### DIRECTION
Reproduce each line from the records that holds "부담입니다".

Part of a data file:
-=-=-=-=-

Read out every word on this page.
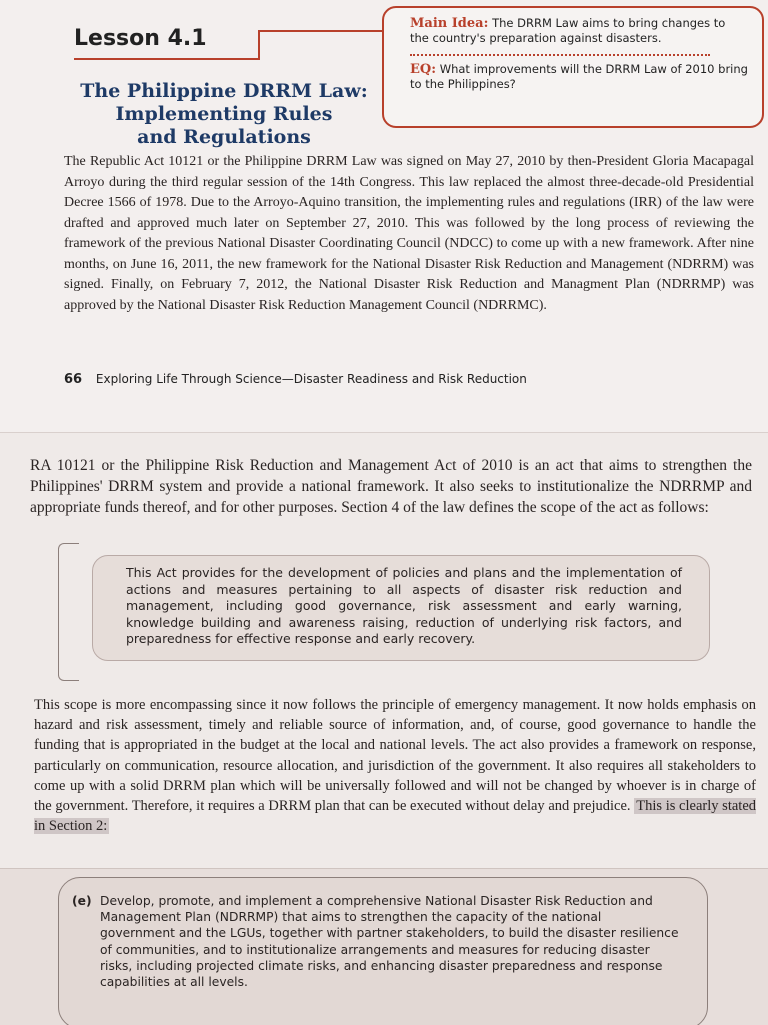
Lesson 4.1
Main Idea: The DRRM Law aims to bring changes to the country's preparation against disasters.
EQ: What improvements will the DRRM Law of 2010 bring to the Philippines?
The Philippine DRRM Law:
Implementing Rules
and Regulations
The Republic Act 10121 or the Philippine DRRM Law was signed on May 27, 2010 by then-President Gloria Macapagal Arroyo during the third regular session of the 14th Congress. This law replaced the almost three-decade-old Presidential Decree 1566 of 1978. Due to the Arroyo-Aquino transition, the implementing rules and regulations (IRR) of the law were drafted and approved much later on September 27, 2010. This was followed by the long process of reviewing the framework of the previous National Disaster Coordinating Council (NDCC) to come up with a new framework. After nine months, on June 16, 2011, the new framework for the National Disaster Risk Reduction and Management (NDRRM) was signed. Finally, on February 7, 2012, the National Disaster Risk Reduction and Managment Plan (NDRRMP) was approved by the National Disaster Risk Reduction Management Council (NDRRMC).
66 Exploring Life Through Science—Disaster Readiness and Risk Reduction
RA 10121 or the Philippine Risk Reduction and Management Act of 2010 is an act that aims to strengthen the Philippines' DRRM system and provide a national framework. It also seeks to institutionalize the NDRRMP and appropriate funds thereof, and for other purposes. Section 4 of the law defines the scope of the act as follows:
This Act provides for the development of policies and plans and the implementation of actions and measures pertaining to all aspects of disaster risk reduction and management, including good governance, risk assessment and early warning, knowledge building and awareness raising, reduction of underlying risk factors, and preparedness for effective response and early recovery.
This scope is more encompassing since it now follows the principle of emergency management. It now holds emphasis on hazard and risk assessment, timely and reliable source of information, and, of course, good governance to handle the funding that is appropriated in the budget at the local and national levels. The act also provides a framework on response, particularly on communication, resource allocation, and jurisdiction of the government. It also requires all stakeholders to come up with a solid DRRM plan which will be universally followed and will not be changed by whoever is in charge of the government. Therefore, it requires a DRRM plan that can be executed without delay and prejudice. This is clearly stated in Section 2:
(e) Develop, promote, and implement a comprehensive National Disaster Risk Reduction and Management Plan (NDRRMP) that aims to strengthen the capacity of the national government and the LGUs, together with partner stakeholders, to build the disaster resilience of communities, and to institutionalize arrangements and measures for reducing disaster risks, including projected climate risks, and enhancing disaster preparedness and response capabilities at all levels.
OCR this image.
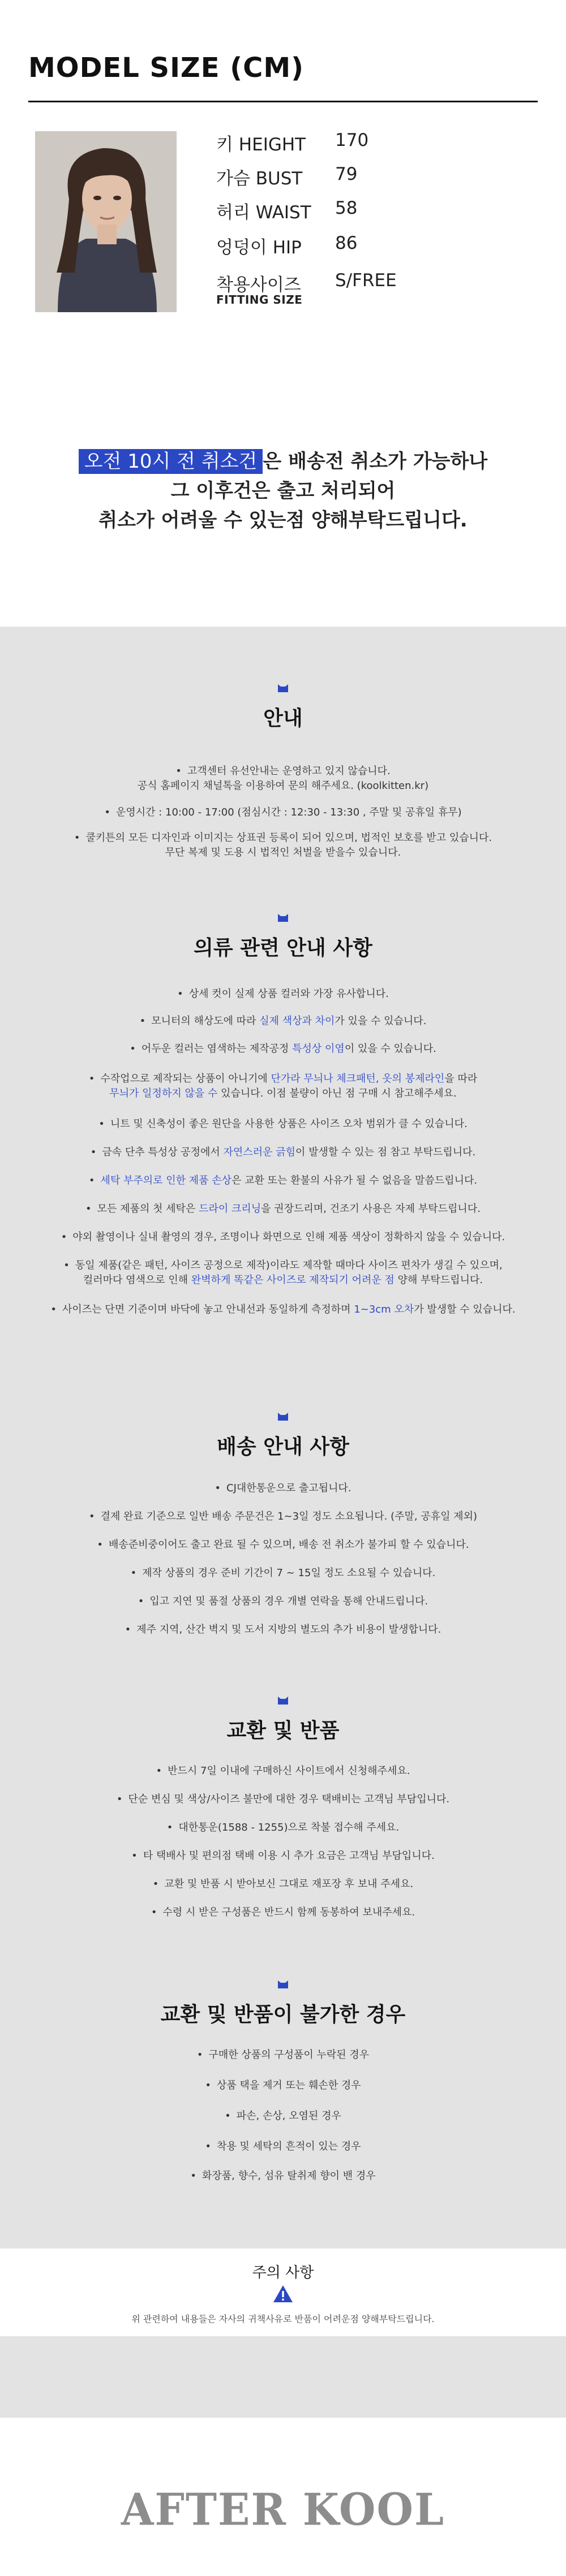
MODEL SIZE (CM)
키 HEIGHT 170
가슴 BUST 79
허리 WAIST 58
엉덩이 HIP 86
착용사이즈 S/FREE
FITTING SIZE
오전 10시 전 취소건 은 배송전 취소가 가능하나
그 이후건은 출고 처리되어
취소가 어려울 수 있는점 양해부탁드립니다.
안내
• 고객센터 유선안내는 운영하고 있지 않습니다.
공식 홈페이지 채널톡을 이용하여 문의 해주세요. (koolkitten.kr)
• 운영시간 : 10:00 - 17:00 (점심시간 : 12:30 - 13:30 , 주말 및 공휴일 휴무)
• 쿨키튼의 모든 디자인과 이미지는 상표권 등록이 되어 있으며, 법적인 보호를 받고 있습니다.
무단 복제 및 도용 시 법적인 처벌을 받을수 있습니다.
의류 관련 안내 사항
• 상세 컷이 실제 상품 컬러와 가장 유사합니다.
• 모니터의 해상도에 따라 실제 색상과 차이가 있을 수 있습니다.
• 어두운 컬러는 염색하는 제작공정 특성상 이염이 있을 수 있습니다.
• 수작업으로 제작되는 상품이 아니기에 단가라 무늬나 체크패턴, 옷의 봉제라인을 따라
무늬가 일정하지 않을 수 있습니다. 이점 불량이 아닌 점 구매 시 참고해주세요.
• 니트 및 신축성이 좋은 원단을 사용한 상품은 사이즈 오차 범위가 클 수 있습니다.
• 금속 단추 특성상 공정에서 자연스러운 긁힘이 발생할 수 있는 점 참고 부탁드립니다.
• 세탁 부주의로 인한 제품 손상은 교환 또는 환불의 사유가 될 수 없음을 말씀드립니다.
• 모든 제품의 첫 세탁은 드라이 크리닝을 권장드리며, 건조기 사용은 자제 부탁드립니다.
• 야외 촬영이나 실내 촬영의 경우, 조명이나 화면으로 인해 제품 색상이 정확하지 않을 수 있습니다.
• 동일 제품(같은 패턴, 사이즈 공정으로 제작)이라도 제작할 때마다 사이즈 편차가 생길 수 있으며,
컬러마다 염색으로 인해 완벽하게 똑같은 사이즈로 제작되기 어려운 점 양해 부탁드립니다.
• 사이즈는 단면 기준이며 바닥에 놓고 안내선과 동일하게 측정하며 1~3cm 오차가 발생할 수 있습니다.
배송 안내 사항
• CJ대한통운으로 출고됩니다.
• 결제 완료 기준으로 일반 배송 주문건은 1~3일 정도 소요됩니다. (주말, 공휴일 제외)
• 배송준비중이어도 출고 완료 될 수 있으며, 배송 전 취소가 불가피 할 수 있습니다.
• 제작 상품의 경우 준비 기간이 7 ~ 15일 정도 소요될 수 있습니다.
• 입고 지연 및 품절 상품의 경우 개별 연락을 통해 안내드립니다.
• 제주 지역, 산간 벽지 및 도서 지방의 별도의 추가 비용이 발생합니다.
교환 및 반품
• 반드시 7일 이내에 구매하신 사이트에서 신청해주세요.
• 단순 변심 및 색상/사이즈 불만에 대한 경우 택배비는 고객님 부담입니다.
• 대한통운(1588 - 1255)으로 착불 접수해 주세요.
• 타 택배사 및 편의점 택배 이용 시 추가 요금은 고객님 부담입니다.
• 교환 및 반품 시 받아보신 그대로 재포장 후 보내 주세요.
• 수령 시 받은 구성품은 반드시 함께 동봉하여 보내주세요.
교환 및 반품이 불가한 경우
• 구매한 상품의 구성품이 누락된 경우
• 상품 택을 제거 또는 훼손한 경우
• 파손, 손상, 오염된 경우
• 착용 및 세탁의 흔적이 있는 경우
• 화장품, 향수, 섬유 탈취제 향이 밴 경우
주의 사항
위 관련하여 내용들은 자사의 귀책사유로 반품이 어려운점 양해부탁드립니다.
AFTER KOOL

-=-=-=-=-

### RESPONSE TO THE TASK
• 단순 변심 및 색상/사이즈 불만에 대한 경우 택배비는 고객님 부담입니다.
• 타 택배사 및 편의점 택배 이용 시 추가 요금은 고객님 부담입니다.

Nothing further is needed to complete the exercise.